[Collected data entries]
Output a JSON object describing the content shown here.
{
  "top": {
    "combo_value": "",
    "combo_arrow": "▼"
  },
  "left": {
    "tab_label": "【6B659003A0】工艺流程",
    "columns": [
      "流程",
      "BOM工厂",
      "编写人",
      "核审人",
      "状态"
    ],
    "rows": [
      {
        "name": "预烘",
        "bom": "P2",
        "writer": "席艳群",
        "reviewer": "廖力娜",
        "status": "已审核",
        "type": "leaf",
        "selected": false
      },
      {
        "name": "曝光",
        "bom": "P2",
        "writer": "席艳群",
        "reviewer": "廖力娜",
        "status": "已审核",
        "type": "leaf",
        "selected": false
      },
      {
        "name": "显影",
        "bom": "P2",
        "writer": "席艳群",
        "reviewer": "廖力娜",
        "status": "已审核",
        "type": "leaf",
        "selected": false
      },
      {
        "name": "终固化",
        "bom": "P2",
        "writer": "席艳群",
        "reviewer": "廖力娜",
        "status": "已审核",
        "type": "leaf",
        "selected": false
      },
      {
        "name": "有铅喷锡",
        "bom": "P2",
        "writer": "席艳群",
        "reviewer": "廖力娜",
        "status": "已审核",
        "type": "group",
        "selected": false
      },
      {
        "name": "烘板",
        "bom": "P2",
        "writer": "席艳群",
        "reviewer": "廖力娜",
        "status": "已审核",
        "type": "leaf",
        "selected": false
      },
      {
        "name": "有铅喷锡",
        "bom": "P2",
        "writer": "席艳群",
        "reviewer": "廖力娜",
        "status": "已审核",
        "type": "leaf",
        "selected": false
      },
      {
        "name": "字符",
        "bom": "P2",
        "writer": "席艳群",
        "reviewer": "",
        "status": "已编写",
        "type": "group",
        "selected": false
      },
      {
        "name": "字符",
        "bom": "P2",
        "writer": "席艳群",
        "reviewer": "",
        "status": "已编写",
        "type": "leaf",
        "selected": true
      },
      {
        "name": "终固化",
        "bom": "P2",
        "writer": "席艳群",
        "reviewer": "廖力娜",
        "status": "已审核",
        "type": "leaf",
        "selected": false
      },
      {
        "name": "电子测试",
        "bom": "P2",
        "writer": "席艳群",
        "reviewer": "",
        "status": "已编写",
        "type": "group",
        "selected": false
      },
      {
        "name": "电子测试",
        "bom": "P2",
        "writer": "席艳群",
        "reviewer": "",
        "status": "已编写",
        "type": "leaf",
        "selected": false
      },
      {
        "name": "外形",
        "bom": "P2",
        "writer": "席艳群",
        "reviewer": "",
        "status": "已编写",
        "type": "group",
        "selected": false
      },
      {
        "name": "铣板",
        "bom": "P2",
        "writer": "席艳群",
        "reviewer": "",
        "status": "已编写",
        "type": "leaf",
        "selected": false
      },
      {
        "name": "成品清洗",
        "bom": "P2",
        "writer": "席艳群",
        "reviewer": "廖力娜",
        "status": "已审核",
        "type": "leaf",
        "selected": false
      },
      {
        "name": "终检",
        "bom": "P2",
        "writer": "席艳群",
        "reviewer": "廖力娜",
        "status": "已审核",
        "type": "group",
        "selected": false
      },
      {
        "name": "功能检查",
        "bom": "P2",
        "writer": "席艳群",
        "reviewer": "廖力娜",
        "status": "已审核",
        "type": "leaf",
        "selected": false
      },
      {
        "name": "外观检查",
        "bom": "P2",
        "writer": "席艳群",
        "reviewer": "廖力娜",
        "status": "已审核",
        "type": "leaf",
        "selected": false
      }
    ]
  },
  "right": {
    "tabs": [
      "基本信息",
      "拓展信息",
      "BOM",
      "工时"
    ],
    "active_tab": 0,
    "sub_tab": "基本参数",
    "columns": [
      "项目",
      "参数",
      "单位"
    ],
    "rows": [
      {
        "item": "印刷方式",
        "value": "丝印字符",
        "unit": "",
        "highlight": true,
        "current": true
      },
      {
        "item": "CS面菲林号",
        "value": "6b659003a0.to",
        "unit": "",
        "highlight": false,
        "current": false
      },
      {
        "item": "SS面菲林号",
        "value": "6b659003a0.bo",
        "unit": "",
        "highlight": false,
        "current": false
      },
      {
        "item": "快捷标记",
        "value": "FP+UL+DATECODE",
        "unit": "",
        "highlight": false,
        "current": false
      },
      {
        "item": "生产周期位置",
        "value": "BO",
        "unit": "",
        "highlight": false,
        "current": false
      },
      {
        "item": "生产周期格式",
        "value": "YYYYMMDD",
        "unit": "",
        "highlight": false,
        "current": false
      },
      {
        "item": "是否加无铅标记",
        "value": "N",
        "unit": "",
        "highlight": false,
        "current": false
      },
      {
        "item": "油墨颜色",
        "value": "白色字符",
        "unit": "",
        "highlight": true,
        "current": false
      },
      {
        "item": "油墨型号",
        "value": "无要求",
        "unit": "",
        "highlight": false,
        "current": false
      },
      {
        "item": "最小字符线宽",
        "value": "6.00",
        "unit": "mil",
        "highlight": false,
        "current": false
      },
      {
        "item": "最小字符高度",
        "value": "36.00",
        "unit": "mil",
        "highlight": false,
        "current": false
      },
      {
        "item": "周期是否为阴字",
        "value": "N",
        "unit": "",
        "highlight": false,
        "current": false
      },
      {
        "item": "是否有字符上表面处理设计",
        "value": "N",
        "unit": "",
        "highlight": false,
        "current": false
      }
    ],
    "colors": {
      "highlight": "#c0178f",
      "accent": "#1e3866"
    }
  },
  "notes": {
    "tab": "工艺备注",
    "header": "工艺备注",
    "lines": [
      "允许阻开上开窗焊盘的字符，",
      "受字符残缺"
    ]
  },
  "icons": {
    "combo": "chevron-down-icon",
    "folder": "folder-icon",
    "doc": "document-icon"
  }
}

# WORK REQUIRED
Type out the material again exactly as presented.

# CORRECT OUTPUT
Output a JSON object describing the content shown here.
{
  "top": {
    "combo_value": "",
    "combo_arrow": "▼"
  },
  "left": {
    "tab_label": "【6B659003A0】工艺流程",
    "columns": [
      "流程",
      "BOM工厂",
      "编写人",
      "核审人",
      "状态"
    ],
    "rows": [
      {
        "name": "预烘",
        "bom": "P2",
        "writer": "席艳群",
        "reviewer": "廖力娜",
        "status": "已审核",
        "type": "leaf",
        "selected": false
      },
      {
        "name": "曝光",
        "bom": "P2",
        "writer": "席艳群",
        "reviewer": "廖力娜",
        "status": "已审核",
        "type": "leaf",
        "selected": false
      },
      {
        "name": "显影",
        "bom": "P2",
        "writer": "席艳群",
        "reviewer": "廖力娜",
        "status": "已审核",
        "type": "leaf",
        "selected": false
      },
      {
        "name": "终固化",
        "bom": "P2",
        "writer": "席艳群",
        "reviewer": "廖力娜",
        "status": "已审核",
        "type": "leaf",
        "selected": false
      },
      {
        "name": "有铅喷锡",
        "bom": "P2",
        "writer": "席艳群",
        "reviewer": "廖力娜",
        "status": "已审核",
        "type": "group",
        "selected": false
      },
      {
        "name": "烘板",
        "bom": "P2",
        "writer": "席艳群",
        "reviewer": "廖力娜",
        "status": "已审核",
        "type": "leaf",
        "selected": false
      },
      {
        "name": "有铅喷锡",
        "bom": "P2",
        "writer": "席艳群",
        "reviewer": "廖力娜",
        "status": "已审核",
        "type": "leaf",
        "selected": false
      },
      {
        "name": "字符",
        "bom": "P2",
        "writer": "席艳群",
        "reviewer": "",
        "status": "已编写",
        "type": "group",
        "selected": false
      },
      {
        "name": "字符",
        "bom": "P2",
        "writer": "席艳群",
        "reviewer": "",
        "status": "已编写",
        "type": "leaf",
        "selected": true
      },
      {
        "name": "终固化",
        "bom": "P2",
        "writer": "席艳群",
        "reviewer": "廖力娜",
        "status": "已审核",
        "type": "leaf",
        "selected": false
      },
      {
        "name": "电子测试",
        "bom": "P2",
        "writer": "席艳群",
        "reviewer": "",
        "status": "已编写",
        "type": "group",
        "selected": false
      },
      {
        "name": "电子测试",
        "bom": "P2",
        "writer": "席艳群",
        "reviewer": "",
        "status": "已编写",
        "type": "leaf",
        "selected": false
      },
      {
        "name": "外形",
        "bom": "P2",
        "writer": "席艳群",
        "reviewer": "",
        "status": "已编写",
        "type": "group",
        "selected": false
      },
      {
        "name": "铣板",
        "bom": "P2",
        "writer": "席艳群",
        "reviewer": "",
        "status": "已编写",
        "type": "leaf",
        "selected": false
      },
      {
        "name": "成品清洗",
        "bom": "P2",
        "writer": "席艳群",
        "reviewer": "廖力娜",
        "status": "已审核",
        "type": "leaf",
        "selected": false
      },
      {
        "name": "终检",
        "bom": "P2",
        "writer": "席艳群",
        "reviewer": "廖力娜",
        "status": "已审核",
        "type": "group",
        "selected": false
      },
      {
        "name": "功能检查",
        "bom": "P2",
        "writer": "席艳群",
        "reviewer": "廖力娜",
        "status": "已审核",
        "type": "leaf",
        "selected": false
      },
      {
        "name": "外观检查",
        "bom": "P2",
        "writer": "席艳群",
        "reviewer": "廖力娜",
        "status": "已审核",
        "type": "leaf",
        "selected": false
      }
    ]
  },
  "right": {
    "tabs": [
      "基本信息",
      "拓展信息",
      "BOM",
      "工时"
    ],
    "active_tab": 0,
    "sub_tab": "基本参数",
    "columns": [
      "项目",
      "参数",
      "单位"
    ],
    "rows": [
      {
        "item": "印刷方式",
        "value": "丝印字符",
        "unit": "",
        "highlight": true,
        "current": true
      },
      {
        "item": "CS面菲林号",
        "value": "6b659003a0.to",
        "unit": "",
        "highlight": false,
        "current": false
      },
      {
        "item": "SS面菲林号",
        "value": "6b659003a0.bo",
        "unit": "",
        "highlight": false,
        "current": false
      },
      {
        "item": "快捷标记",
        "value": "FP+UL+DATECODE",
        "unit": "",
        "highlight": false,
        "current": false
      },
      {
        "item": "生产周期位置",
        "value": "BO",
        "unit": "",
        "highlight": false,
        "current": false
      },
      {
        "item": "生产周期格式",
        "value": "YYYYMMDD",
        "unit": "",
        "highlight": false,
        "current": false
      },
      {
        "item": "是否加无铅标记",
        "value": "N",
        "unit": "",
        "highlight": false,
        "current": false
      },
      {
        "item": "油墨颜色",
        "value": "白色字符",
        "unit": "",
        "highlight": true,
        "current": false
      },
      {
        "item": "油墨型号",
        "value": "无要求",
        "unit": "",
        "highlight": false,
        "current": false
      },
      {
        "item": "最小字符线宽",
        "value": "6.00",
        "unit": "mil",
        "highlight": false,
        "current": false
      },
      {
        "item": "最小字符高度",
        "value": "36.00",
        "unit": "mil",
        "highlight": false,
        "current": false
      },
      {
        "item": "周期是否为阴字",
        "value": "N",
        "unit": "",
        "highlight": false,
        "current": false
      },
      {
        "item": "是否有字符上表面处理设计",
        "value": "N",
        "unit": "",
        "highlight": false,
        "current": false
      }
    ],
    "colors": {
      "highlight": "#c0178f",
      "accent": "#1e3866"
    }
  },
  "notes": {
    "tab": "工艺备注",
    "header": "工艺备注",
    "lines": [
      "允许阻开上开窗焊盘的字符，",
      "受字符残缺"
    ]
  },
  "icons": {
    "combo": "chevron-down-icon",
    "folder": "folder-icon",
    "doc": "document-icon"
  }
}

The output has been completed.